Problem
Output all lines exactly, with nothing added or dropped.

--- start Exercise inputs ---

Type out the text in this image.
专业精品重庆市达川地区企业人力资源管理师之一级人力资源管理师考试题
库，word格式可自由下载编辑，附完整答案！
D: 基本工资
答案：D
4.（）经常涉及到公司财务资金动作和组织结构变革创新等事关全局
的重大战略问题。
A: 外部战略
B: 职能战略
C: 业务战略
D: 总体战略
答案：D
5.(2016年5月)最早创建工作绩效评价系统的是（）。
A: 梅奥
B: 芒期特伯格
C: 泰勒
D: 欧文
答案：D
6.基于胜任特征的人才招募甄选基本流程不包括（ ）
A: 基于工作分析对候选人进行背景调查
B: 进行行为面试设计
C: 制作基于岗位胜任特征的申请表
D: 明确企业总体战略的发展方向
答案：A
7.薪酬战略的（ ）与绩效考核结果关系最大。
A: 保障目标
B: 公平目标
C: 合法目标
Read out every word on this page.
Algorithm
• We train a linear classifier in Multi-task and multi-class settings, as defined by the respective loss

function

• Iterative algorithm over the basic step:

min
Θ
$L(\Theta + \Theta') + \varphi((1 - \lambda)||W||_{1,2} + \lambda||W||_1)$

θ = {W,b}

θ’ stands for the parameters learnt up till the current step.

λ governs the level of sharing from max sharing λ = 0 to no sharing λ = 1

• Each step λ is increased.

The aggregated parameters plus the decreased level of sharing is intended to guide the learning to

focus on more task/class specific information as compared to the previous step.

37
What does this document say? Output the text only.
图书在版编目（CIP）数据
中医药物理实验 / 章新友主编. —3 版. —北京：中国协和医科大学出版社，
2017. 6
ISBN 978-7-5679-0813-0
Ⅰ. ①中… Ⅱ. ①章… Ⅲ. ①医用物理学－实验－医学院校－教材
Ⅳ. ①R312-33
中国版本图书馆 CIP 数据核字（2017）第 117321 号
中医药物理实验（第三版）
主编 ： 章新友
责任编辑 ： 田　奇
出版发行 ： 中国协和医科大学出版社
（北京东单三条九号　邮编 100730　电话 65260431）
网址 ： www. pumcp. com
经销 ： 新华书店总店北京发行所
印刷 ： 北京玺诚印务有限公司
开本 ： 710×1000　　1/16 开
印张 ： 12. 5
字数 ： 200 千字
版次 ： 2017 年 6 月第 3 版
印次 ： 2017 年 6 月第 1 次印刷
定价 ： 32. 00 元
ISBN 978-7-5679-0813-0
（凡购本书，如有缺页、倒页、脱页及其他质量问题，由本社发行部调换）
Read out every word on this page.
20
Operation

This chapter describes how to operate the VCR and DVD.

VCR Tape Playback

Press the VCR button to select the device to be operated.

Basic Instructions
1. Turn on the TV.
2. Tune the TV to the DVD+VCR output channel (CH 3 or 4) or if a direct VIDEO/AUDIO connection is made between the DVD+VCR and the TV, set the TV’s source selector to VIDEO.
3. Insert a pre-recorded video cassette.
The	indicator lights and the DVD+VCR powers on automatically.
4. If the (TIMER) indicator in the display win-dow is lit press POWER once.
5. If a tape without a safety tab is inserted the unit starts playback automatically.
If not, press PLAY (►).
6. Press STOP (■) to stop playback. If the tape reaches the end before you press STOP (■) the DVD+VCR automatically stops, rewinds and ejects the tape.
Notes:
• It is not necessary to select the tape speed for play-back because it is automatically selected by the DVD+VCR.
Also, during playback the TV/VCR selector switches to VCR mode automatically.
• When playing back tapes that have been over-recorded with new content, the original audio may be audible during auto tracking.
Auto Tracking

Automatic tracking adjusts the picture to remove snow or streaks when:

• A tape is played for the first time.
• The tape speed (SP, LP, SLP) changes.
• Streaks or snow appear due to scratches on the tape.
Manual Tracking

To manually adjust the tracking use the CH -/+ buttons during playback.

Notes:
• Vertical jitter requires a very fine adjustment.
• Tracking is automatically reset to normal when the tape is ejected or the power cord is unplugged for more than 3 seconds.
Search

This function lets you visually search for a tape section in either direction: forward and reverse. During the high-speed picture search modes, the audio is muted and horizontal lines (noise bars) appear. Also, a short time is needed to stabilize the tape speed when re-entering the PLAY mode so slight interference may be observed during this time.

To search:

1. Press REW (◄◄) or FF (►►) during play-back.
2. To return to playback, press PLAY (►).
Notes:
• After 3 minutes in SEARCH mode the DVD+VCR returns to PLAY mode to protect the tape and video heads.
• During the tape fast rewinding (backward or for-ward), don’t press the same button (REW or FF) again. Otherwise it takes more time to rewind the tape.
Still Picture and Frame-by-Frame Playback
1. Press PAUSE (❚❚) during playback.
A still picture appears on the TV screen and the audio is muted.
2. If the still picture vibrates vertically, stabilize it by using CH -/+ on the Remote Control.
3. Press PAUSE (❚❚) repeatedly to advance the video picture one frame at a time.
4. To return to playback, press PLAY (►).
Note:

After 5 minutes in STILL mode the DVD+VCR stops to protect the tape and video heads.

--- end Exercise inputs ---

Solution to this exercise
Type out the text in this image.
专业精品重庆市达川地区企业人力资源管理师之一级人力资源管理师考试题
库，word格式可自由下载编辑，附完整答案！
D: 基本工资
答案：D
4.（）经常涉及到公司财务资金动作和组织结构变革创新等事关全局
的重大战略问题。
A: 外部战略
B: 职能战略
C: 业务战略
D: 总体战略
答案：D
5.(2016年5月)最早创建工作绩效评价系统的是（）。
A: 梅奥
B: 芒期特伯格
C: 泰勒
D: 欧文
答案：D
6.基于胜任特征的人才招募甄选基本流程不包括（ ）
A: 基于工作分析对候选人进行背景调查
B: 进行行为面试设计
C: 制作基于岗位胜任特征的申请表
D: 明确企业总体战略的发展方向
答案：A
7.薪酬战略的（ ）与绩效考核结果关系最大。
A: 保障目标
B: 公平目标
C: 合法目标
Read out every word on this page.
Algorithm
• We train a linear classifier in Multi-task and multi-class settings, as defined by the respective loss

function

• Iterative algorithm over the basic step:

min
Θ
$L(\Theta + \Theta') + \varphi((1 - \lambda)||W||_{1,2} + \lambda||W||_1)$

θ = {W,b}

θ’ stands for the parameters learnt up till the current step.

λ governs the level of sharing from max sharing λ = 0 to no sharing λ = 1

• Each step λ is increased.

The aggregated parameters plus the decreased level of sharing is intended to guide the learning to

focus on more task/class specific information as compared to the previous step.

37
What does this document say? Output the text only.
图书在版编目（CIP）数据
中医药物理实验 / 章新友主编. —3 版. —北京：中国协和医科大学出版社，
2017. 6
ISBN 978-7-5679-0813-0
Ⅰ. ①中… Ⅱ. ①章… Ⅲ. ①医用物理学－实验－医学院校－教材
Ⅳ. ①R312-33
中国版本图书馆 CIP 数据核字（2017）第 117321 号
中医药物理实验（第三版）
主编 ： 章新友
责任编辑 ： 田　奇
出版发行 ： 中国协和医科大学出版社
（北京东单三条九号　邮编 100730　电话 65260431）
网址 ： www. pumcp. com
经销 ： 新华书店总店北京发行所
印刷 ： 北京玺诚印务有限公司
开本 ： 710×1000　　1/16 开
印张 ： 12. 5
字数 ： 200 千字
版次 ： 2017 年 6 月第 3 版
印次 ： 2017 年 6 月第 1 次印刷
定价 ： 32. 00 元
ISBN 978-7-5679-0813-0
（凡购本书，如有缺页、倒页、脱页及其他质量问题，由本社发行部调换）
Read out every word on this page.
20
Operation

This chapter describes how to operate the VCR and DVD.

VCR Tape Playback

Press the VCR button to select the device to be operated.

Basic Instructions
1. Turn on the TV.
2. Tune the TV to the DVD+VCR output channel (CH 3 or 4) or if a direct VIDEO/AUDIO connection is made between the DVD+VCR and the TV, set the TV’s source selector to VIDEO.
3. Insert a pre-recorded video cassette.
The	indicator lights and the DVD+VCR powers on automatically.
4. If the (TIMER) indicator in the display win-dow is lit press POWER once.
5. If a tape without a safety tab is inserted the unit starts playback automatically.
If not, press PLAY (►).
6. Press STOP (■) to stop playback. If the tape reaches the end before you press STOP (■) the DVD+VCR automatically stops, rewinds and ejects the tape.
Notes:
• It is not necessary to select the tape speed for play-back because it is automatically selected by the DVD+VCR.
Also, during playback the TV/VCR selector switches to VCR mode automatically.
• When playing back tapes that have been over-recorded with new content, the original audio may be audible during auto tracking.
Auto Tracking

Automatic tracking adjusts the picture to remove snow or streaks when:

• A tape is played for the first time.
• The tape speed (SP, LP, SLP) changes.
• Streaks or snow appear due to scratches on the tape.
Manual Tracking

To manually adjust the tracking use the CH -/+ buttons during playback.

Notes:
• Vertical jitter requires a very fine adjustment.
• Tracking is automatically reset to normal when the tape is ejected or the power cord is unplugged for more than 3 seconds.
Search

This function lets you visually search for a tape section in either direction: forward and reverse. During the high-speed picture search modes, the audio is muted and horizontal lines (noise bars) appear. Also, a short time is needed to stabilize the tape speed when re-entering the PLAY mode so slight interference may be observed during this time.

To search:

1. Press REW (◄◄) or FF (►►) during play-back.
2. To return to playback, press PLAY (►).
Notes:
• After 3 minutes in SEARCH mode the DVD+VCR returns to PLAY mode to protect the tape and video heads.
• During the tape fast rewinding (backward or for-ward), don’t press the same button (REW or FF) again. Otherwise it takes more time to rewind the tape.
Still Picture and Frame-by-Frame Playback
1. Press PAUSE (❚❚) during playback.
A still picture appears on the TV screen and the audio is muted.
2. If the still picture vibrates vertically, stabilize it by using CH -/+ on the Remote Control.
3. Press PAUSE (❚❚) repeatedly to advance the video picture one frame at a time.
4. To return to playback, press PLAY (►).
Note:

After 5 minutes in STILL mode the DVD+VCR stops to protect the tape and video heads.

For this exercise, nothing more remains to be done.